What the exercise asks
From the entries that follow, pick out all lines holding "Asigurati".

┌─ Provided data

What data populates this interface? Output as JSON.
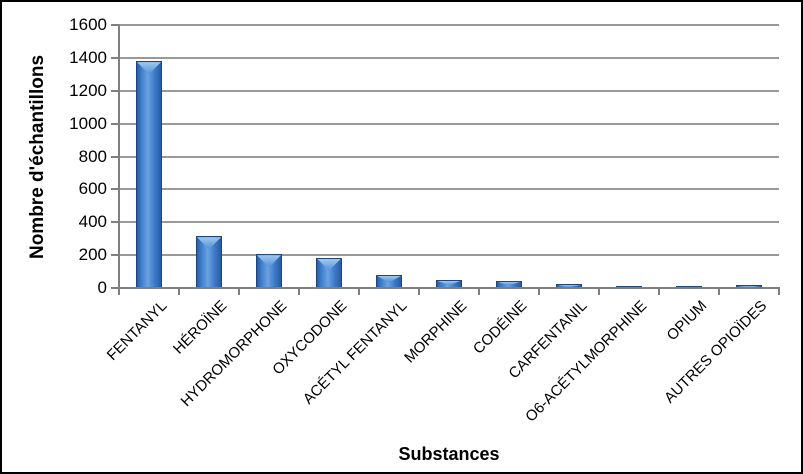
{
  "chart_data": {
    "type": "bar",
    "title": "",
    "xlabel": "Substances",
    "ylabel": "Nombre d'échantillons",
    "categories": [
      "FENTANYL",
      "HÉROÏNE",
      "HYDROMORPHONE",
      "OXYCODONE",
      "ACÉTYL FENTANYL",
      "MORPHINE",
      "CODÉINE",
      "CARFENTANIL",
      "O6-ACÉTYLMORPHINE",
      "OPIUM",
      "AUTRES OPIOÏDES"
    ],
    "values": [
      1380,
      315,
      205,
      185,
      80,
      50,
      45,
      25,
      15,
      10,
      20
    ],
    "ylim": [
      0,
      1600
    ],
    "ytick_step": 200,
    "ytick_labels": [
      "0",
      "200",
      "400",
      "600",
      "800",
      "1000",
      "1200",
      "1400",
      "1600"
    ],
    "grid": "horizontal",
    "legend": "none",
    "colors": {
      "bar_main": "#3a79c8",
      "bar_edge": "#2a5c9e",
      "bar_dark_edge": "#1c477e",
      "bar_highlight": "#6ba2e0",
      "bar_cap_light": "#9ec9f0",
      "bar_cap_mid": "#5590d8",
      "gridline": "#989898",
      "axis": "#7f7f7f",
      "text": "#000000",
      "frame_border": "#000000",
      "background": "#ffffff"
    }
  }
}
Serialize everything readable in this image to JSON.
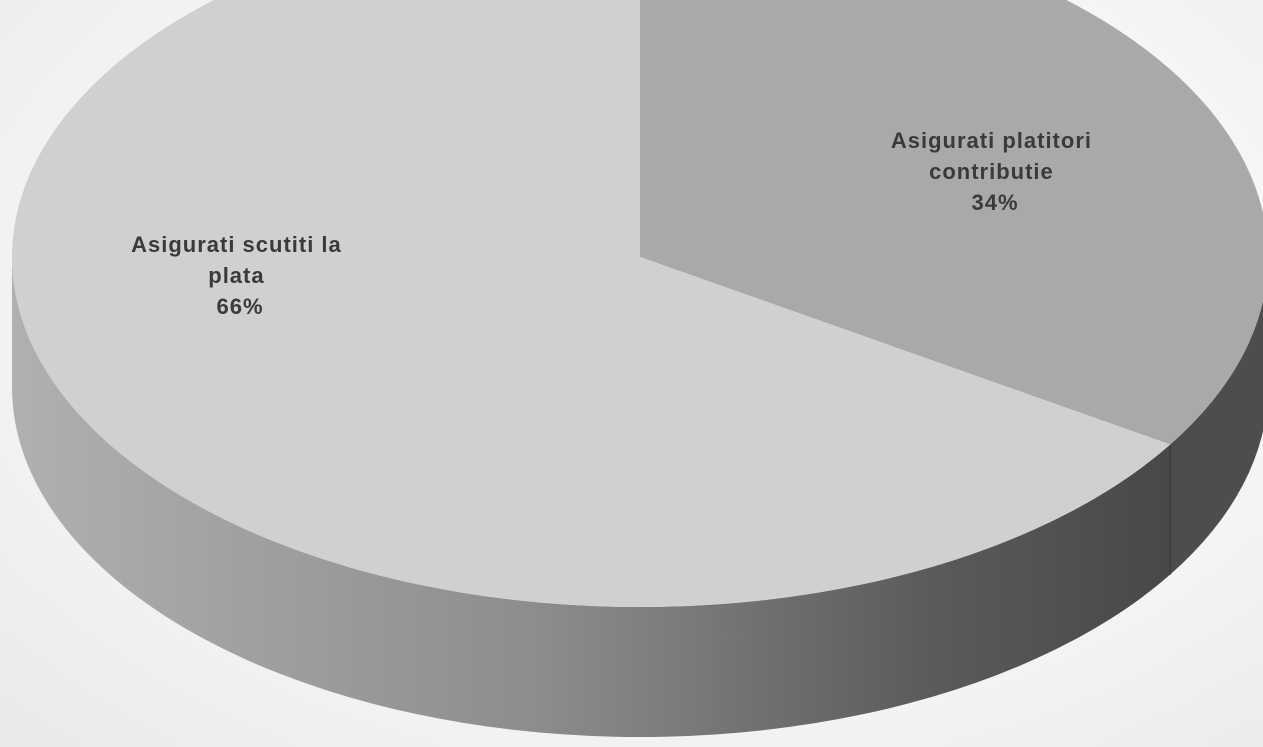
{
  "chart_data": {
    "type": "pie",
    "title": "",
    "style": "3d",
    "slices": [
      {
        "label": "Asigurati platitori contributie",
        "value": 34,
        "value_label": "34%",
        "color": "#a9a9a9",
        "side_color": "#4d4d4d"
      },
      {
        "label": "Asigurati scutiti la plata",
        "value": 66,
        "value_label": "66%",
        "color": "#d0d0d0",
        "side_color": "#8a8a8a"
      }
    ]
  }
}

└─

Completed exercise
        "label": "Asigurati platitori contributie",
        "label": "Asigurati scutiti la plata",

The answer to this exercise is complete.